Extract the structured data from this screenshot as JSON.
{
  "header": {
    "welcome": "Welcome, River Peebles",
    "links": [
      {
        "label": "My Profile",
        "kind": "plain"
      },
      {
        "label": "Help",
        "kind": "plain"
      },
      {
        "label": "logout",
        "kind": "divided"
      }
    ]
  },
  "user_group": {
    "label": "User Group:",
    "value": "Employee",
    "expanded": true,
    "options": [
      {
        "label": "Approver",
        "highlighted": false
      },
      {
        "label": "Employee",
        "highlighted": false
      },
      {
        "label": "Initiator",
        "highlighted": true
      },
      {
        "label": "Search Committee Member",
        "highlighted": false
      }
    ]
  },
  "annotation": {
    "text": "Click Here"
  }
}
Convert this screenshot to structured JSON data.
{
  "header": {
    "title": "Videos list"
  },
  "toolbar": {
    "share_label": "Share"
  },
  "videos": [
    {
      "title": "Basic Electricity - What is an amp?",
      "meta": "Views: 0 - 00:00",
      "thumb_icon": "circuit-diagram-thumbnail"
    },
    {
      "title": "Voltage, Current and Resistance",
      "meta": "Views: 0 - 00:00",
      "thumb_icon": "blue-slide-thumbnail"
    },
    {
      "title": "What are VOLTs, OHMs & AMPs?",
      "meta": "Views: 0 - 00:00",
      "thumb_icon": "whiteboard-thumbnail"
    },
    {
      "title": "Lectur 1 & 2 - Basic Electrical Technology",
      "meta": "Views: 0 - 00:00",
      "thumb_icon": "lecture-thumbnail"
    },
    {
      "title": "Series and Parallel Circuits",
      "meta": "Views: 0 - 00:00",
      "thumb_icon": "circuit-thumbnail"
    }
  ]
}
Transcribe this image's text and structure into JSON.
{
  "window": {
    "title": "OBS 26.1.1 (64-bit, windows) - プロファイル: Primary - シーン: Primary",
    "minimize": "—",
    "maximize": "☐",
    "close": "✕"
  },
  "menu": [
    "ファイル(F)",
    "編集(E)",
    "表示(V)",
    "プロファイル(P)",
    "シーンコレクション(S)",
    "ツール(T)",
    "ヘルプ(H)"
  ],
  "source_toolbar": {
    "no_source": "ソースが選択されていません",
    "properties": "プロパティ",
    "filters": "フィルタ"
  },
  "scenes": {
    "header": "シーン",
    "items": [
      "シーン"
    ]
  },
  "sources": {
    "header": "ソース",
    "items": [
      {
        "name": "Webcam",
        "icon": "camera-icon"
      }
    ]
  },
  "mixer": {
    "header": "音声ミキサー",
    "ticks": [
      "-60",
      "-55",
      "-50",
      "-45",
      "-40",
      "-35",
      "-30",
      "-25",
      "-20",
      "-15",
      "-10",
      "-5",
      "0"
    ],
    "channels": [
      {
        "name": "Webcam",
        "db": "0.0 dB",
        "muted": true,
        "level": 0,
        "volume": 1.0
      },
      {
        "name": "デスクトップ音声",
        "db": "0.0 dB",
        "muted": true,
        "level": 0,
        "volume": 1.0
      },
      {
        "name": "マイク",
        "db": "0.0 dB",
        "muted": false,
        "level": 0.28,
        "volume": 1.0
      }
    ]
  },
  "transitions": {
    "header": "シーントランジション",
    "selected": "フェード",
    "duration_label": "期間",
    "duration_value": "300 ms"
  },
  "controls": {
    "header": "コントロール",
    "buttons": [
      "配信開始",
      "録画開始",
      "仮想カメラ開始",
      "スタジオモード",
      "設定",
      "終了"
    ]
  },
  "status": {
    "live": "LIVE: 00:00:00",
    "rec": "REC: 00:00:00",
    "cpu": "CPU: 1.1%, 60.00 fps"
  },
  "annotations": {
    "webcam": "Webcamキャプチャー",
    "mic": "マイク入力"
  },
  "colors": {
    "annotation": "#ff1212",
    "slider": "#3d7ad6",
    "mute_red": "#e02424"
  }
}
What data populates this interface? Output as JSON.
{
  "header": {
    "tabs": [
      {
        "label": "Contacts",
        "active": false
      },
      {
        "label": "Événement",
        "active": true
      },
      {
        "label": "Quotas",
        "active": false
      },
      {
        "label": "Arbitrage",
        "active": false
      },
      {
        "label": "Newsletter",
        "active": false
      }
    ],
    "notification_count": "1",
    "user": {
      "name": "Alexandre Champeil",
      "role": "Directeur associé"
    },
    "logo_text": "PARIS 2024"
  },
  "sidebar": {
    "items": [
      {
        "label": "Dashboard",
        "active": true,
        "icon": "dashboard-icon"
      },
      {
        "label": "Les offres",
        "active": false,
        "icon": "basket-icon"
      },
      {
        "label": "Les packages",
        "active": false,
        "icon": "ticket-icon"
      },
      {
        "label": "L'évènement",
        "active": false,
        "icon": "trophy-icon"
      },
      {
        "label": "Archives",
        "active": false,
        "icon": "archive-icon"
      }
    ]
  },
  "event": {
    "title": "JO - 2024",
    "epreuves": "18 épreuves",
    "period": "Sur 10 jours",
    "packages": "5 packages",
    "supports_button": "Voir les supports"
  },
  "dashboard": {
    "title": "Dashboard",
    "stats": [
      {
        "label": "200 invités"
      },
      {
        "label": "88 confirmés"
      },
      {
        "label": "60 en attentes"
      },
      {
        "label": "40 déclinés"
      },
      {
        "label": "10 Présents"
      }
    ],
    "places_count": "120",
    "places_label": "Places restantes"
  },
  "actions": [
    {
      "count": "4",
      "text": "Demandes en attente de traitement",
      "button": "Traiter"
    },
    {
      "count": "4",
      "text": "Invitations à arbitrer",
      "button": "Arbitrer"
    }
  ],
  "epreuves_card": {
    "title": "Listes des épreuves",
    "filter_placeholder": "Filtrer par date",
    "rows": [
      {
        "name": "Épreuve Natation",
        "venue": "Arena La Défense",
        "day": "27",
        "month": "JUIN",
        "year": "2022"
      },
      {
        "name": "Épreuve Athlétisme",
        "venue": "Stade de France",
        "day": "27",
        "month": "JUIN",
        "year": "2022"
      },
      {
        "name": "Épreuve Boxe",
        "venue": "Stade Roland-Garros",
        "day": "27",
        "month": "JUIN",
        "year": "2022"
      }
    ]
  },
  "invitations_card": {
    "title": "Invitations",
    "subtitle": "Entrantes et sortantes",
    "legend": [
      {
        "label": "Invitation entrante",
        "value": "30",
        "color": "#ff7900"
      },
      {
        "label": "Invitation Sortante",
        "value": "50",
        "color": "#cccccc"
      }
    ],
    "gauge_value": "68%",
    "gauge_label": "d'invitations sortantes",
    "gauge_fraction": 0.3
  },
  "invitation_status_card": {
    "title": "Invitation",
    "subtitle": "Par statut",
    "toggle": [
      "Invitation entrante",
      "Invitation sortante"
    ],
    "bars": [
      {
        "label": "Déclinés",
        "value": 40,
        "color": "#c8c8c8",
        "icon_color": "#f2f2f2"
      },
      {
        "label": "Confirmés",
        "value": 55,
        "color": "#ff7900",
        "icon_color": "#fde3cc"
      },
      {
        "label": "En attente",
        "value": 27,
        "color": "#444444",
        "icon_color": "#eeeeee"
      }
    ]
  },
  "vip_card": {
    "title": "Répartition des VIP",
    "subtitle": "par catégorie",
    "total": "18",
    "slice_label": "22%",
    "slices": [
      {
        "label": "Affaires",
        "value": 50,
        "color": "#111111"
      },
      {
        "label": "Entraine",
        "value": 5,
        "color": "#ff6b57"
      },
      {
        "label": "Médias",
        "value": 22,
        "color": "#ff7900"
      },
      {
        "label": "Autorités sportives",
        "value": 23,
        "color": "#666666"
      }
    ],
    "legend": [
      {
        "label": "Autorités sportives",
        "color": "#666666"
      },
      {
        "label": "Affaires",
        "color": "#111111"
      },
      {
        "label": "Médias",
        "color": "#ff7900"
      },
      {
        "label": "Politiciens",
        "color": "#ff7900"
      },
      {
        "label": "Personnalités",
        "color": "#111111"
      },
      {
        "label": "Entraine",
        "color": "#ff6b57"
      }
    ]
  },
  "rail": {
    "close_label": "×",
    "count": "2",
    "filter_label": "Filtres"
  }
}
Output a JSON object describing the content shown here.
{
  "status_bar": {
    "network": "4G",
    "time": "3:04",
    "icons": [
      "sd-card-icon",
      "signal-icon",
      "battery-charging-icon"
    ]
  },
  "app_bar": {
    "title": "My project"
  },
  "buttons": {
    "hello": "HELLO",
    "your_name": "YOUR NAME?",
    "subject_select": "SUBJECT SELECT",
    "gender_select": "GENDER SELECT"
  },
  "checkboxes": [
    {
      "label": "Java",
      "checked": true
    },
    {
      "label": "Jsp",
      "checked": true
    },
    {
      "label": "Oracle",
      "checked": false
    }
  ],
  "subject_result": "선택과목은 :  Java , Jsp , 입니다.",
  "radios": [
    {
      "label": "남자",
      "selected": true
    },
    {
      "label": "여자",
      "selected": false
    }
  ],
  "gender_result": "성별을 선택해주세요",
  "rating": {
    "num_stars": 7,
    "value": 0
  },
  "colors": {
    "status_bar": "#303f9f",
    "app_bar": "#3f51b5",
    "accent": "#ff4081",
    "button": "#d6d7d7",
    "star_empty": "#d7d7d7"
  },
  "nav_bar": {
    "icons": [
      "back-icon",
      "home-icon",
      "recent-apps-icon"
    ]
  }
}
####
Collect each line of the entries that has the word "sortantes", copying it in full.

Written solution:
    "subtitle": "Entrantes et sortantes",
    "gauge_label": "d'invitations sortantes",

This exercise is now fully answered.